• [Directions for this task]
Out of the lines below, please list those that hold the string "location".

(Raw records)
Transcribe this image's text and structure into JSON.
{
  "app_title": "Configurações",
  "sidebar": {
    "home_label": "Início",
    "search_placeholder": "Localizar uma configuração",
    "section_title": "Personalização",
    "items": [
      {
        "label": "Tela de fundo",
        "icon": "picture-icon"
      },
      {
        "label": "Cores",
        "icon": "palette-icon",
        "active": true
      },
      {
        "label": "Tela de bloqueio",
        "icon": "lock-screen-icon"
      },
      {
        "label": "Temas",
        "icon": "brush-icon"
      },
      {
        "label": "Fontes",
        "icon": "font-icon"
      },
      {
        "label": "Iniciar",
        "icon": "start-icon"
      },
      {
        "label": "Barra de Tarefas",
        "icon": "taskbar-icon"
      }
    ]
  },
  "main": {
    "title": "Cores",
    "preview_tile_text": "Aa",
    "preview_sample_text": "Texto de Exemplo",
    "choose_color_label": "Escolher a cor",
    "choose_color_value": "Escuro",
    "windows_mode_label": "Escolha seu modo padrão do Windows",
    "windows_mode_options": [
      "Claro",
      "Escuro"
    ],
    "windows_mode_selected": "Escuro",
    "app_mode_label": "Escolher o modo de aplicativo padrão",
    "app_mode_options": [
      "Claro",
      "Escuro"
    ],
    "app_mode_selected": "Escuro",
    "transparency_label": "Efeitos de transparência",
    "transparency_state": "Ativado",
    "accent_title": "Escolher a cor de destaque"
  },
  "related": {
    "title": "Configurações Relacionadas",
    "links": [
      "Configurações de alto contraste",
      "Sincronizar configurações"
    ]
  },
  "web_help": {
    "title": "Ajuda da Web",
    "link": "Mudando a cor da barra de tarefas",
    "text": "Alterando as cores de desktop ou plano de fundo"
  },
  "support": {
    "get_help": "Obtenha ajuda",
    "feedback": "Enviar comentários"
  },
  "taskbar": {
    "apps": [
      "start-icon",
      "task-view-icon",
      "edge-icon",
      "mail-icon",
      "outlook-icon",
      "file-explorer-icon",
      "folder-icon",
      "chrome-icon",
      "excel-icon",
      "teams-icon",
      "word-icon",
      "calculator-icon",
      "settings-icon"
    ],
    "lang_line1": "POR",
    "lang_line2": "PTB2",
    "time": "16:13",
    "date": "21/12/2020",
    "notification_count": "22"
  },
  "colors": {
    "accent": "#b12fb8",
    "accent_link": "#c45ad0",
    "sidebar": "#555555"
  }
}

* * *

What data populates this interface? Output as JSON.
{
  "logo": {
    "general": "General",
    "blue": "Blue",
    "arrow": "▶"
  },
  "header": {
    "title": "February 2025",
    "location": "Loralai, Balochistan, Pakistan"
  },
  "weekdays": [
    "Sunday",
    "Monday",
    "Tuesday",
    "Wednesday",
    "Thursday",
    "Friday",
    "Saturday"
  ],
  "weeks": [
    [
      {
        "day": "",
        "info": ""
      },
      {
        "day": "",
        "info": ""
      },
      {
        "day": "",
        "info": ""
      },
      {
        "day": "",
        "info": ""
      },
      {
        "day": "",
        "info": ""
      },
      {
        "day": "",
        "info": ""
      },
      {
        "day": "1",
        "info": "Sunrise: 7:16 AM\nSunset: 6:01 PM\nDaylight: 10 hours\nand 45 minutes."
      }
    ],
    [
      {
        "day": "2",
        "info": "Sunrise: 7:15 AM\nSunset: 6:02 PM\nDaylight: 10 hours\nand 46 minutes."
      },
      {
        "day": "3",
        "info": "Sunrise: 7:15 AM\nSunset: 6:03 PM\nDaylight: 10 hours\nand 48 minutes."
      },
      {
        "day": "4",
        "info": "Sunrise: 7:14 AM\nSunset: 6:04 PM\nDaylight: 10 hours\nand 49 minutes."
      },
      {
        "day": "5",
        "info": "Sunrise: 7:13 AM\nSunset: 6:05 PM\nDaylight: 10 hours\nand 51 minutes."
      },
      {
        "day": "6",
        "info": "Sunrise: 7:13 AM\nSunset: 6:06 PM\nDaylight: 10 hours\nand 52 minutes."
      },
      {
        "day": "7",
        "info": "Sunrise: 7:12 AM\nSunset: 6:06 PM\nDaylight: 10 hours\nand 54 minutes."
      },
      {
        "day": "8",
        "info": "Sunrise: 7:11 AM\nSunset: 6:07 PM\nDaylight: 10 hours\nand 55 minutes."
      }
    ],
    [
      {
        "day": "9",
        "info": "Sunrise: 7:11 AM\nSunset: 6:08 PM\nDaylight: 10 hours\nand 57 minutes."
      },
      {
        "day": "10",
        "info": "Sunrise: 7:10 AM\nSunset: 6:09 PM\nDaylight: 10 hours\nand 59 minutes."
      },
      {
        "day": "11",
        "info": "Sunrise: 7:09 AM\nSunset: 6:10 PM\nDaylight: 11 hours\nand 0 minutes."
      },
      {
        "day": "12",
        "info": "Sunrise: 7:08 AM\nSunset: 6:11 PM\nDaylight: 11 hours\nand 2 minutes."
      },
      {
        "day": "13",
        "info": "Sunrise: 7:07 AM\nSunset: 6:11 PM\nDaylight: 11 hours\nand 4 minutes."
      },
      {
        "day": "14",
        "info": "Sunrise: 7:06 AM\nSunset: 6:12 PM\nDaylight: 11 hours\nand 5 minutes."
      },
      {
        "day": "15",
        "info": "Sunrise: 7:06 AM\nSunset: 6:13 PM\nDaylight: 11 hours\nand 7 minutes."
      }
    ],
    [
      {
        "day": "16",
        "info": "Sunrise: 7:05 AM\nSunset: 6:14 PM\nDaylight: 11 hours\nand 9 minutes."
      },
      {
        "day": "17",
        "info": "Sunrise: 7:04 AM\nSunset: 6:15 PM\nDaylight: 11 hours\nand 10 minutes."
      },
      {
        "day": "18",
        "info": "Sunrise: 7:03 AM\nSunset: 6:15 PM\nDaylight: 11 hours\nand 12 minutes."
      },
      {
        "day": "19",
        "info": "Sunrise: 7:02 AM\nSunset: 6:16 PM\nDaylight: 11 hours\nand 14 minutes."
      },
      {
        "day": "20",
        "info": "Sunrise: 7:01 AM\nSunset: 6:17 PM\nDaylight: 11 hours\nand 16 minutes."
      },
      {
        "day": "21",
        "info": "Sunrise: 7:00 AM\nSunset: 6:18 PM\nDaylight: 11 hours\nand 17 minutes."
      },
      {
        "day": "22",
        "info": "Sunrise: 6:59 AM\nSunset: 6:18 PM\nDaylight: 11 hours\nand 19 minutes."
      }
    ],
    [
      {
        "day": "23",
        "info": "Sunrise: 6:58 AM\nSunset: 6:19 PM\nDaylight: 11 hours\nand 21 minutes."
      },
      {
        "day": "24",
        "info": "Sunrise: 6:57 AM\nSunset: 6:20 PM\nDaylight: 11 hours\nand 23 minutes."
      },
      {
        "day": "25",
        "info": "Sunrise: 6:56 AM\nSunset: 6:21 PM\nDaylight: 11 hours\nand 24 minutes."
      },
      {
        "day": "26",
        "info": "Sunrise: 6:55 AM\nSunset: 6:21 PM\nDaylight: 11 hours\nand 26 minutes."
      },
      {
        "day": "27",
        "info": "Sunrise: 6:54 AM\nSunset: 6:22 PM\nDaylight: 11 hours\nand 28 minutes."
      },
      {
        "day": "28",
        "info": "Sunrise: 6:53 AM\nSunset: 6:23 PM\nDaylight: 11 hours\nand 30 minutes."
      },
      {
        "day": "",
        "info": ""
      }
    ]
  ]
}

...

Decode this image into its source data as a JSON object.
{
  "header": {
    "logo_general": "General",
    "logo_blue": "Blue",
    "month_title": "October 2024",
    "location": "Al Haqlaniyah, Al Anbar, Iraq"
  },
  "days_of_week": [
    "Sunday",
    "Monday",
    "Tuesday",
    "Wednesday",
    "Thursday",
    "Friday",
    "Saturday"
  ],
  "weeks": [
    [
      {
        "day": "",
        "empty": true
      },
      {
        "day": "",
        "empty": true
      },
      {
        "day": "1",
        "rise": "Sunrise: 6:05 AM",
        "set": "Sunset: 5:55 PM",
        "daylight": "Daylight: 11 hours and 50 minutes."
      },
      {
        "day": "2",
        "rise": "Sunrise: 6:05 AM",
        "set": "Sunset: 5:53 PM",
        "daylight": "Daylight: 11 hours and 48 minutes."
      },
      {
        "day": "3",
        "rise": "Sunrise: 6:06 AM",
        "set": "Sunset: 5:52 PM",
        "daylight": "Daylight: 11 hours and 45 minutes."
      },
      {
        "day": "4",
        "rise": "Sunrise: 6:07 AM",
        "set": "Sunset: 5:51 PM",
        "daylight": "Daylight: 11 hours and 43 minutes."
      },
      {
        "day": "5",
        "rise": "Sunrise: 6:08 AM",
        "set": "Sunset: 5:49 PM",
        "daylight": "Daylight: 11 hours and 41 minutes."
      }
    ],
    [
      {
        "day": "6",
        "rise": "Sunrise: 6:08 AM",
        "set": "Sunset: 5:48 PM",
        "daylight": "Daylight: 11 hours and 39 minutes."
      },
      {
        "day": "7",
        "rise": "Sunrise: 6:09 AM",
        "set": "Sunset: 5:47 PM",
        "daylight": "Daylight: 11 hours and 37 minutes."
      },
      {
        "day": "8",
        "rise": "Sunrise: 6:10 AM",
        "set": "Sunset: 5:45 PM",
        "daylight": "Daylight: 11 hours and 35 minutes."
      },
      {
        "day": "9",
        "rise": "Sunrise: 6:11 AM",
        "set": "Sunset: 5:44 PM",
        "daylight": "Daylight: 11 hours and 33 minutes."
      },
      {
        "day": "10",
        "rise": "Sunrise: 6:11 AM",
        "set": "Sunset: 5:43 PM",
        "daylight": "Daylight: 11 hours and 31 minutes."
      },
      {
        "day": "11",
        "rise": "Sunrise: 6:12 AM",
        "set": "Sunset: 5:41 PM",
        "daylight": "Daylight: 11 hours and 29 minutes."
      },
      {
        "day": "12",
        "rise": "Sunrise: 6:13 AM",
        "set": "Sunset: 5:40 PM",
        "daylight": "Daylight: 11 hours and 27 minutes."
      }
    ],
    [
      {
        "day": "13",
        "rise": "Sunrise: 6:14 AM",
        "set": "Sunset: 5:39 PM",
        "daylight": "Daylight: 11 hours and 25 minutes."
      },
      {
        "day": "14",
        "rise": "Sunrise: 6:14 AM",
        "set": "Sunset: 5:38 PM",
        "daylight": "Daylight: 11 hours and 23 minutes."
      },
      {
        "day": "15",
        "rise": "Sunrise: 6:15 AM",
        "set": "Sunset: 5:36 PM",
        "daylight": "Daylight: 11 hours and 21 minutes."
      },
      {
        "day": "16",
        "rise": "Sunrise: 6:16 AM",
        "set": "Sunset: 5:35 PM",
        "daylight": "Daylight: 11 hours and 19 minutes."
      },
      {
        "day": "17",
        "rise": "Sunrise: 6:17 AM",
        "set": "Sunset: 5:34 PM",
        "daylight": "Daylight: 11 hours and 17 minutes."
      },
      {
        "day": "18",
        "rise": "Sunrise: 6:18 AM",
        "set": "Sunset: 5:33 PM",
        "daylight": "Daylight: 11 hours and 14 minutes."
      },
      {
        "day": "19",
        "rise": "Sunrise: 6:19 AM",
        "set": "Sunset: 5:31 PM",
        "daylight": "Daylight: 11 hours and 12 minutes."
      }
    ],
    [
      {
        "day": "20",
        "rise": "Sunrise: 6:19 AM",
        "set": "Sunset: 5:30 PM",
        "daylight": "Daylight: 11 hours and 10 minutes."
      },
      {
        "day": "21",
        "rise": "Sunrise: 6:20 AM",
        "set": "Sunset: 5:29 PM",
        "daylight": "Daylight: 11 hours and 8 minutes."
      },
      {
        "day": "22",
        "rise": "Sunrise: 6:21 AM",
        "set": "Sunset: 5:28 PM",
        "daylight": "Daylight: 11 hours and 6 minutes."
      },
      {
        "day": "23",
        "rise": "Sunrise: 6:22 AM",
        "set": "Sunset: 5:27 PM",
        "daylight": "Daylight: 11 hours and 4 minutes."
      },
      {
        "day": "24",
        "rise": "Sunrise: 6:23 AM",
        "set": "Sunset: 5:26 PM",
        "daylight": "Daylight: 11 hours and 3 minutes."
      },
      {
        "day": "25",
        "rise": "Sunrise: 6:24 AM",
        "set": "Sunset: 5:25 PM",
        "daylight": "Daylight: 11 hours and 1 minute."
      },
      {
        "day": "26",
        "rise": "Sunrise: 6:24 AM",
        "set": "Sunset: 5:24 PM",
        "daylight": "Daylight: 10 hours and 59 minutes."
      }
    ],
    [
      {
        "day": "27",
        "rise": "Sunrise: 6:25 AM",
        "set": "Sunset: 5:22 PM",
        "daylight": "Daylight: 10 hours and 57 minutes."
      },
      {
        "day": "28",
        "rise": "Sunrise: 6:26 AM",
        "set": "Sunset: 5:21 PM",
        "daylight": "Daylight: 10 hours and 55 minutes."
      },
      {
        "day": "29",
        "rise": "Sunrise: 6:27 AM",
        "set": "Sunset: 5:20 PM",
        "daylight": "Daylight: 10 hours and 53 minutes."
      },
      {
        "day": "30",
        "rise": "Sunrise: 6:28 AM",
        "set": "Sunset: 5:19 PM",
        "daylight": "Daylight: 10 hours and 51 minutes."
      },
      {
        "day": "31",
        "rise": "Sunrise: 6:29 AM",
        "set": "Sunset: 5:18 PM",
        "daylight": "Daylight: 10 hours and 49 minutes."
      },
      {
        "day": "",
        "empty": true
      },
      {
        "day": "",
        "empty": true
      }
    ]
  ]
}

• [Correct result]
    "location": "Loralai, Balochistan, Pakistan"
    "location": "Al Haqlaniyah, Al Anbar, Iraq"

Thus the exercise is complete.